___ LINHAS FORNECIDAS ___

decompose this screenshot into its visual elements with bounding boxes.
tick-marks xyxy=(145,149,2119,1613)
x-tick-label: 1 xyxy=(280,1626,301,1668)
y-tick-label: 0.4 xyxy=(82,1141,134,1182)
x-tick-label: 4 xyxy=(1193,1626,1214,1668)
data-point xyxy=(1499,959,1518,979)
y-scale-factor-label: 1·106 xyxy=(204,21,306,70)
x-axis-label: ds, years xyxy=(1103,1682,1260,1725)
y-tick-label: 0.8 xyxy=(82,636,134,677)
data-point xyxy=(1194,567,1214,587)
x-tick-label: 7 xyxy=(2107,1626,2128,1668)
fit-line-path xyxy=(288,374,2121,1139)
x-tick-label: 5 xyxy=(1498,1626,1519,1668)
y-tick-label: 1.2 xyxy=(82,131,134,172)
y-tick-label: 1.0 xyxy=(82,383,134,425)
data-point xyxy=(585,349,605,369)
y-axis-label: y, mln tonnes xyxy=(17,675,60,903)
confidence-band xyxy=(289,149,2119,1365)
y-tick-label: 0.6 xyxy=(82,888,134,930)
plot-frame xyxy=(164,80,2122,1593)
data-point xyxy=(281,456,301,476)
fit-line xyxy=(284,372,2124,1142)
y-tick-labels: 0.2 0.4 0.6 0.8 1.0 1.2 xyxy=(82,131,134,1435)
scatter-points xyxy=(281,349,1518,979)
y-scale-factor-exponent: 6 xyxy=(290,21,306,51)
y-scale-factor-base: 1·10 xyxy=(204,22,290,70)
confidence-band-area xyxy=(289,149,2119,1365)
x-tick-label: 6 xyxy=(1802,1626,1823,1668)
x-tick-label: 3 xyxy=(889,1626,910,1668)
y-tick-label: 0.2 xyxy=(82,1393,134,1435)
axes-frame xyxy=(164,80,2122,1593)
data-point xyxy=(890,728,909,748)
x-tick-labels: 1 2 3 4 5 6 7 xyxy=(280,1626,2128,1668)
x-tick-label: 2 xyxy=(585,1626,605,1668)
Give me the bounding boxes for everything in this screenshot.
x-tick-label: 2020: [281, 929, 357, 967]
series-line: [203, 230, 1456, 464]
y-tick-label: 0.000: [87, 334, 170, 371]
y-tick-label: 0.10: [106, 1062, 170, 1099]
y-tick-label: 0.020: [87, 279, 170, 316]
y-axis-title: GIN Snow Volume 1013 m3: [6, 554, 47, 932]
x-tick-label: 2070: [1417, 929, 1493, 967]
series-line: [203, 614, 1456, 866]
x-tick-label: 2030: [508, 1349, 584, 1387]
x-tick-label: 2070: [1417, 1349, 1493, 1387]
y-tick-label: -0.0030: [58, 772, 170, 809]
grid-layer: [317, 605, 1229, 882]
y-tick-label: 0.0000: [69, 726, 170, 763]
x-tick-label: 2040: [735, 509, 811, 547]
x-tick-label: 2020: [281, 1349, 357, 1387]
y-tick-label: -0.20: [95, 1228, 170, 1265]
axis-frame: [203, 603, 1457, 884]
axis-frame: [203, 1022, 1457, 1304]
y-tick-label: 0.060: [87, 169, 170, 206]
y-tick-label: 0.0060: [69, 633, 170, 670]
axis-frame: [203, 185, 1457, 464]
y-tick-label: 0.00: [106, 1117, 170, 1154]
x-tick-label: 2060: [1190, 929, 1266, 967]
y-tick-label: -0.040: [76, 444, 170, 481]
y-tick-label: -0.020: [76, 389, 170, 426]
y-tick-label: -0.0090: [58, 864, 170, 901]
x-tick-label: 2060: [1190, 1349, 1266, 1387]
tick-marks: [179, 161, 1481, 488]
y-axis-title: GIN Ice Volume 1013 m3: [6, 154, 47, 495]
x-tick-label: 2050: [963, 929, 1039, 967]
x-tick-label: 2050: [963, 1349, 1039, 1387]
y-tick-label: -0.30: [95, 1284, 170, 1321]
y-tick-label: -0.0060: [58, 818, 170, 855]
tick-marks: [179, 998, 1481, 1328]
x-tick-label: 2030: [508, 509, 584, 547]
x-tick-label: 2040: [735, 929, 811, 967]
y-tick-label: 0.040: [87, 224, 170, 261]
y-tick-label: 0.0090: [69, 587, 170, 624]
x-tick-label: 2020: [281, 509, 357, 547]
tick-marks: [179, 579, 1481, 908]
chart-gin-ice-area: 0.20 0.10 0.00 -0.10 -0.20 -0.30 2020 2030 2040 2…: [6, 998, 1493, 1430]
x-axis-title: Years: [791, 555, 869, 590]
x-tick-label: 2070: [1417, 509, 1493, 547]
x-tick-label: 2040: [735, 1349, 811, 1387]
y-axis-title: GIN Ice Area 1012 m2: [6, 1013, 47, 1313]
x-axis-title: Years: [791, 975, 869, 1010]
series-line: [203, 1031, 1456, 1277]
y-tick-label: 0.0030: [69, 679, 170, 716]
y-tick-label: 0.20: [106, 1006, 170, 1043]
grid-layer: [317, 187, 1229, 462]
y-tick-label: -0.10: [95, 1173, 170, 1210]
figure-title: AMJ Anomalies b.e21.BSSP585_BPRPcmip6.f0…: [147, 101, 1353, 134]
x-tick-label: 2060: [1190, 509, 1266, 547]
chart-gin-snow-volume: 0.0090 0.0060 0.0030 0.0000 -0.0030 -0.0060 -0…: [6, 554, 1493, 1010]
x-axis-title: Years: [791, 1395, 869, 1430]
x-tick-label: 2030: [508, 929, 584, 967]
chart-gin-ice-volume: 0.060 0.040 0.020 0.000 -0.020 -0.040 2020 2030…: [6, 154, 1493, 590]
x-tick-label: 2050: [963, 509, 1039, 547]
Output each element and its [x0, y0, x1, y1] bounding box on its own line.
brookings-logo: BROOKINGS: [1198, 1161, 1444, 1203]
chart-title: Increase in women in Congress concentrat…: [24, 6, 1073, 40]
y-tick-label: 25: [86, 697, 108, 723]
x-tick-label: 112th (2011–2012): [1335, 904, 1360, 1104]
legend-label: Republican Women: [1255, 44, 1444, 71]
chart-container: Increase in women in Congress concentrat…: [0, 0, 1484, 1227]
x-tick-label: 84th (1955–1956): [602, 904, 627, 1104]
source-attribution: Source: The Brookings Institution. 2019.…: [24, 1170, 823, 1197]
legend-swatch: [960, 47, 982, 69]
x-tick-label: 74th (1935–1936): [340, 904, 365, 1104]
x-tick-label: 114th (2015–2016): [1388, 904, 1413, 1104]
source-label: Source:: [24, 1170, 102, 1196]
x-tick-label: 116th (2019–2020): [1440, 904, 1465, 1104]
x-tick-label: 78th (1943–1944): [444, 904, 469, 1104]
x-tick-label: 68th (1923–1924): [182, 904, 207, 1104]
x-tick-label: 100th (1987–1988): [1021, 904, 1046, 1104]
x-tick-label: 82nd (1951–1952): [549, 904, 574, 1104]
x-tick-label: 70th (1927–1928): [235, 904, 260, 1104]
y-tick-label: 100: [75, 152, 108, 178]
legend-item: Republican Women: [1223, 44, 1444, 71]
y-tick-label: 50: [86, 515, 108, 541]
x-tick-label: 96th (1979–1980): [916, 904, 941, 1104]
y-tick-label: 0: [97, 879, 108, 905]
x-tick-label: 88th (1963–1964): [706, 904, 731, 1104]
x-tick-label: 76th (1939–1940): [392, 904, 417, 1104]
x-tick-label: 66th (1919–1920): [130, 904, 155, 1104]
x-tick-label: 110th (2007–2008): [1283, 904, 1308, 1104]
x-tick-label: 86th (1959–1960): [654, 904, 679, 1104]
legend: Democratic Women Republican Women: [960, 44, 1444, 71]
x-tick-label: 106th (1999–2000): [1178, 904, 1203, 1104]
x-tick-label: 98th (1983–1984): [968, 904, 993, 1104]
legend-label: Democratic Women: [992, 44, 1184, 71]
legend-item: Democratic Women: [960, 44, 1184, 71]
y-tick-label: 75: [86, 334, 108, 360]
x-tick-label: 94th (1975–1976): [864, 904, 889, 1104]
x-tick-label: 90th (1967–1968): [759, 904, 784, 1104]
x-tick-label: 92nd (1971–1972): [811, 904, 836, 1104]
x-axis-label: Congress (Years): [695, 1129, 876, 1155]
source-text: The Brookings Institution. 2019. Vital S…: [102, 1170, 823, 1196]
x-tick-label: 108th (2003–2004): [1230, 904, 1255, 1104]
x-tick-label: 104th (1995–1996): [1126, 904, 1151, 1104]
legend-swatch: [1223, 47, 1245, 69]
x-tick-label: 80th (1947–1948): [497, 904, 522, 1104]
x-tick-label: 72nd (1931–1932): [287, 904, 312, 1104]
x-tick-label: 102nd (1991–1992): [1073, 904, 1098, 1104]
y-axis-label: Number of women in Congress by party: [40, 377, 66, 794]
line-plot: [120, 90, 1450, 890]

___

O QUE SE PEDE:
Passe para uma lista JSON de strings as linhas que vão do início até a linha que contém "y-tick-label: 0.060: [87, 169, 170, 206]", com ambas as extremidades incluídas. Use uma string para cada linha e deixe de fora as linhas em branco.

RESPOSTA ESPERADA:
[
  "decompose this screenshot into its visual elements with bounding boxes.",
  "tick-marks xyxy=(145,149,2119,1613)",
  "x-tick-label: 1 xyxy=(280,1626,301,1668)",
  "y-tick-label: 0.4 xyxy=(82,1141,134,1182)",
  "x-tick-label: 4 xyxy=(1193,1626,1214,1668)",
  "data-point xyxy=(1499,959,1518,979)",
  "y-scale-factor-label: 1·106 xyxy=(204,21,306,70)",
  "x-axis-label: ds, years xyxy=(1103,1682,1260,1725)",
  "y-tick-label: 0.8 xyxy=(82,636,134,677)",
  "data-point xyxy=(1194,567,1214,587)",
  "x-tick-label: 7 xyxy=(2107,1626,2128,1668)",
  "fit-line-path xyxy=(288,374,2121,1139)",
  "x-tick-label: 5 xyxy=(1498,1626,1519,1668)",
  "y-tick-label: 1.2 xyxy=(82,131,134,172)",
  "y-tick-label: 1.0 xyxy=(82,383,134,425)",
  "data-point xyxy=(585,349,605,369)",
  "y-axis-label: y, mln tonnes xyxy=(17,675,60,903)",
  "confidence-band xyxy=(289,149,2119,1365)",
  "y-tick-label: 0.6 xyxy=(82,888,134,930)",
  "plot-frame xyxy=(164,80,2122,1593)",
  "data-point xyxy=(281,456,301,476)",
  "fit-line xyxy=(284,372,2124,1142)",
  "y-tick-labels: 0.2 0.4 0.6 0.8 1.0 1.2 xyxy=(82,131,134,1435)",
  "scatter-points xyxy=(281,349,1518,979)",
  "y-scale-factor-exponent: 6 xyxy=(290,21,306,51)",
  "y-scale-factor-base: 1·10 xyxy=(204,22,290,70)",
  "confidence-band-area xyxy=(289,149,2119,1365)",
  "x-tick-label: 6 xyxy=(1802,1626,1823,1668)",
  "x-tick-label: 3 xyxy=(889,1626,910,1668)",
  "y-tick-label: 0.2 xyxy=(82,1393,134,1435)",
  "axes-frame xyxy=(164,80,2122,1593)",
  "data-point xyxy=(890,728,909,748)",
  "x-tick-labels: 1 2 3 4 5 6 7 xyxy=(280,1626,2128,1668)",
  "x-tick-label: 2 xyxy=(585,1626,605,1668)",
  "Give me the bounding boxes for everything in this screenshot.",
  "x-tick-label: 2020: [281, 929, 357, 967]",
  "series-line: [203, 230, 1456, 464]",
  "y-tick-label: 0.000: [87, 334, 170, 371]",
  "y-tick-label: 0.10: [106, 1062, 170, 1099]",
  "y-tick-label: 0.020: [87, 279, 170, 316]",
  "y-axis-title: GIN Snow Volume 1013 m3: [6, 554, 47, 932]",
  "x-tick-label: 2070: [1417, 929, 1493, 967]",
  "series-line: [203, 614, 1456, 866]",
  "x-tick-label: 2030: [508, 1349, 584, 1387]",
  "x-tick-label: 2070: [1417, 1349, 1493, 1387]",
  "y-tick-label: -0.0030: [58, 772, 170, 809]",
  "grid-layer: [317, 605, 1229, 882]",
  "y-tick-label: 0.0000: [69, 726, 170, 763]",
  "x-tick-label: 2040: [735, 509, 811, 547]",
  "x-tick-label: 2020: [281, 1349, 357, 1387]",
  "y-tick-label: -0.20: [95, 1228, 170, 1265]",
  "axis-frame: [203, 603, 1457, 884]",
  "axis-frame: [203, 1022, 1457, 1304]",
  "y-tick-label: 0.060: [87, 169, 170, 206]"
]